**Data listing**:
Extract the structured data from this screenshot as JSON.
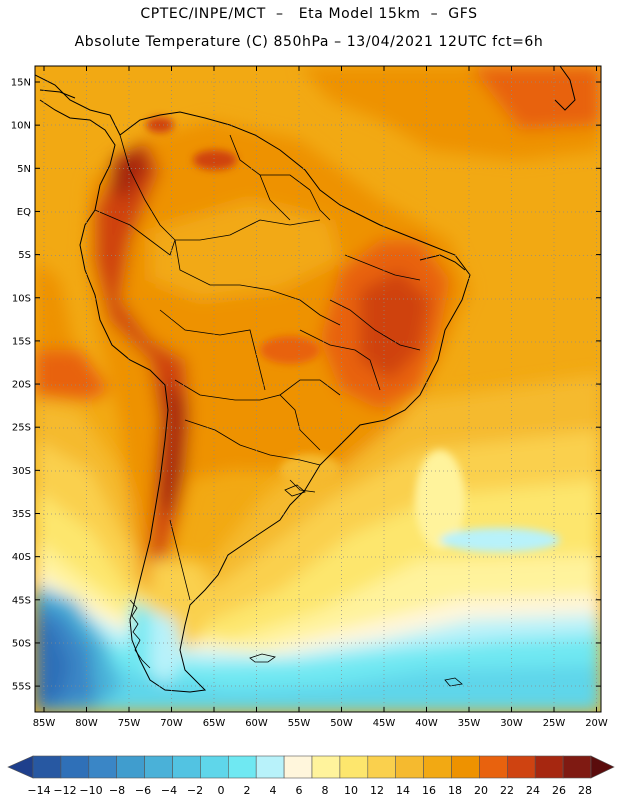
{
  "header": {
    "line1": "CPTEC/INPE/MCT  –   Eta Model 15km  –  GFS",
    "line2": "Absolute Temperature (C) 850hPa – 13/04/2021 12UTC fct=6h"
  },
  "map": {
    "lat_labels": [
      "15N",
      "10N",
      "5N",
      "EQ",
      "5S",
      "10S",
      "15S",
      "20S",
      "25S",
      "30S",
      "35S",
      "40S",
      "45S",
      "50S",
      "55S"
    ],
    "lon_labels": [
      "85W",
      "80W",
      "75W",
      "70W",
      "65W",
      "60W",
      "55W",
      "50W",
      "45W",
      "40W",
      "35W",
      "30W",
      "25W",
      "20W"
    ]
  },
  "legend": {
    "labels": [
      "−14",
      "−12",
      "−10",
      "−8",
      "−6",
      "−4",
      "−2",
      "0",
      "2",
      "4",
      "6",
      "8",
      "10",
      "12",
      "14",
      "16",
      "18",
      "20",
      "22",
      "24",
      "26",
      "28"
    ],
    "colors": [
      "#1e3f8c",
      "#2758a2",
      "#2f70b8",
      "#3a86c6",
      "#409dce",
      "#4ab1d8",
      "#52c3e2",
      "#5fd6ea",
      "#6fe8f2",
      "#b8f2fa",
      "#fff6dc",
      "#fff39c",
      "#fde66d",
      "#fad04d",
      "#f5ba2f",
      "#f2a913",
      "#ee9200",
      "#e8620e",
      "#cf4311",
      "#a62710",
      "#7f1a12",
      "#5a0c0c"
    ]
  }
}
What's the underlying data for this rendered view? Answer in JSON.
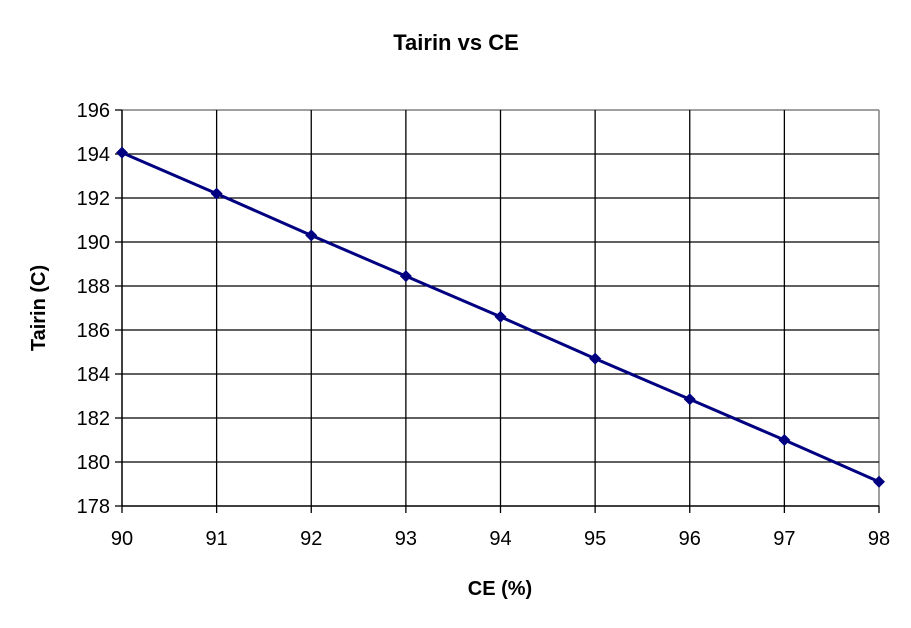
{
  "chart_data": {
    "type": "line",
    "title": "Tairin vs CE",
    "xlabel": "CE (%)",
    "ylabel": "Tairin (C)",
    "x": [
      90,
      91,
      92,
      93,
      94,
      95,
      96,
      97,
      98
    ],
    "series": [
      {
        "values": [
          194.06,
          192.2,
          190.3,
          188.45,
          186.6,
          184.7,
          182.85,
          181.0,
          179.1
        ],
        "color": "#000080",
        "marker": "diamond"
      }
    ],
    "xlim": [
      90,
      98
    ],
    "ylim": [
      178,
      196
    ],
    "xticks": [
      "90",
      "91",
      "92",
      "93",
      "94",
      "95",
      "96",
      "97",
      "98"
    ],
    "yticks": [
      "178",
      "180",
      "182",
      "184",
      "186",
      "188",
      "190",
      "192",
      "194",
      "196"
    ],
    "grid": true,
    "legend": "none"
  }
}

**SET TASK**: Every entry must be transcribed exactly. Pictures do not belong in the copy.

**TASK RESULT**:
Extract the structured data from this screenshot as JSON.
{
  "header": {
    "line1": "CPTEC/INPE/MCT  –   Eta Model 15km  –  GFS",
    "line2": "Absolute Temperature (C) 850hPa – 13/04/2021 12UTC fct=6h"
  },
  "map": {
    "lat_labels": [
      "15N",
      "10N",
      "5N",
      "EQ",
      "5S",
      "10S",
      "15S",
      "20S",
      "25S",
      "30S",
      "35S",
      "40S",
      "45S",
      "50S",
      "55S"
    ],
    "lon_labels": [
      "85W",
      "80W",
      "75W",
      "70W",
      "65W",
      "60W",
      "55W",
      "50W",
      "45W",
      "40W",
      "35W",
      "30W",
      "25W",
      "20W"
    ]
  },
  "legend": {
    "labels": [
      "−14",
      "−12",
      "−10",
      "−8",
      "−6",
      "−4",
      "−2",
      "0",
      "2",
      "4",
      "6",
      "8",
      "10",
      "12",
      "14",
      "16",
      "18",
      "20",
      "22",
      "24",
      "26",
      "28"
    ],
    "colors": [
      "#1e3f8c",
      "#2758a2",
      "#2f70b8",
      "#3a86c6",
      "#409dce",
      "#4ab1d8",
      "#52c3e2",
      "#5fd6ea",
      "#6fe8f2",
      "#b8f2fa",
      "#fff6dc",
      "#fff39c",
      "#fde66d",
      "#fad04d",
      "#f5ba2f",
      "#f2a913",
      "#ee9200",
      "#e8620e",
      "#cf4311",
      "#a62710",
      "#7f1a12",
      "#5a0c0c"
    ]
  }
}
What's the underlying data for this rendered view? Answer in JSON.
{
  "chart_data": {
    "type": "line",
    "title": "Tairin vs CE",
    "xlabel": "CE (%)",
    "ylabel": "Tairin (C)",
    "x": [
      90,
      91,
      92,
      93,
      94,
      95,
      96,
      97,
      98
    ],
    "series": [
      {
        "values": [
          194.06,
          192.2,
          190.3,
          188.45,
          186.6,
          184.7,
          182.85,
          181.0,
          179.1
        ],
        "color": "#000080",
        "marker": "diamond"
      }
    ],
    "xlim": [
      90,
      98
    ],
    "ylim": [
      178,
      196
    ],
    "xticks": [
      "90",
      "91",
      "92",
      "93",
      "94",
      "95",
      "96",
      "97",
      "98"
    ],
    "yticks": [
      "178",
      "180",
      "182",
      "184",
      "186",
      "188",
      "190",
      "192",
      "194",
      "196"
    ],
    "grid": true,
    "legend": "none"
  }
}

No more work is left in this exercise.